» TASK STATEMENT:
Filter the records below down to lines containing "Computer".

━━━━━━━━━━━━━━━━━━━━━━━━━━━━━━

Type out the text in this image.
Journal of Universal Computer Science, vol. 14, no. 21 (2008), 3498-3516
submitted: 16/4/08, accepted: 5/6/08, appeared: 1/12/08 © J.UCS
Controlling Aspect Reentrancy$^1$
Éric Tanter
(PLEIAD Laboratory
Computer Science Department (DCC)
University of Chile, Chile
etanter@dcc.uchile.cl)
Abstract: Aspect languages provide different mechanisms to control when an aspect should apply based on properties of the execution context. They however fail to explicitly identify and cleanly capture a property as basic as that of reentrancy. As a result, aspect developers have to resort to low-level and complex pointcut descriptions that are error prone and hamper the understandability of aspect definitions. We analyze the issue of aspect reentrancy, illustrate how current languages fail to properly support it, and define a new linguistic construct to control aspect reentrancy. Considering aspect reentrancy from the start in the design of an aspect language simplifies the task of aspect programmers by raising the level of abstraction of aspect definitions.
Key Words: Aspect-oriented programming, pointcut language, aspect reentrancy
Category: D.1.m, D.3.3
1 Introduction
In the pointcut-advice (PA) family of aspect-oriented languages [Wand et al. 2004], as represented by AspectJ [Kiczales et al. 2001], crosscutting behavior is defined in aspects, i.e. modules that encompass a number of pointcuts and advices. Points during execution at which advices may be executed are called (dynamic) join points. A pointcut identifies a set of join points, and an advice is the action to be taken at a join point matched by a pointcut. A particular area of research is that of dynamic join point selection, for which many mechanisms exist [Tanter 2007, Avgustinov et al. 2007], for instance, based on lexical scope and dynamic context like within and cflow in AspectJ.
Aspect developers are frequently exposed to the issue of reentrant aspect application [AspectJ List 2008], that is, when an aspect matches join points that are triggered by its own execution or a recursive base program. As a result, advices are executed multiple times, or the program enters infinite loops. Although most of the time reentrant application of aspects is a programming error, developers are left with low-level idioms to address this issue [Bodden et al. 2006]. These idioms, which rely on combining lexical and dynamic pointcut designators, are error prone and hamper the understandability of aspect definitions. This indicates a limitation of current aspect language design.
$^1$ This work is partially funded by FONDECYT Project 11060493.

━━━━━━━━━━━━━━━━━━━━━━━━━━━━━━

» WRITTEN SOLUTION:
Journal of Universal Computer Science, vol. 14, no. 21 (2008), 3498-3516
Computer Science Department (DCC)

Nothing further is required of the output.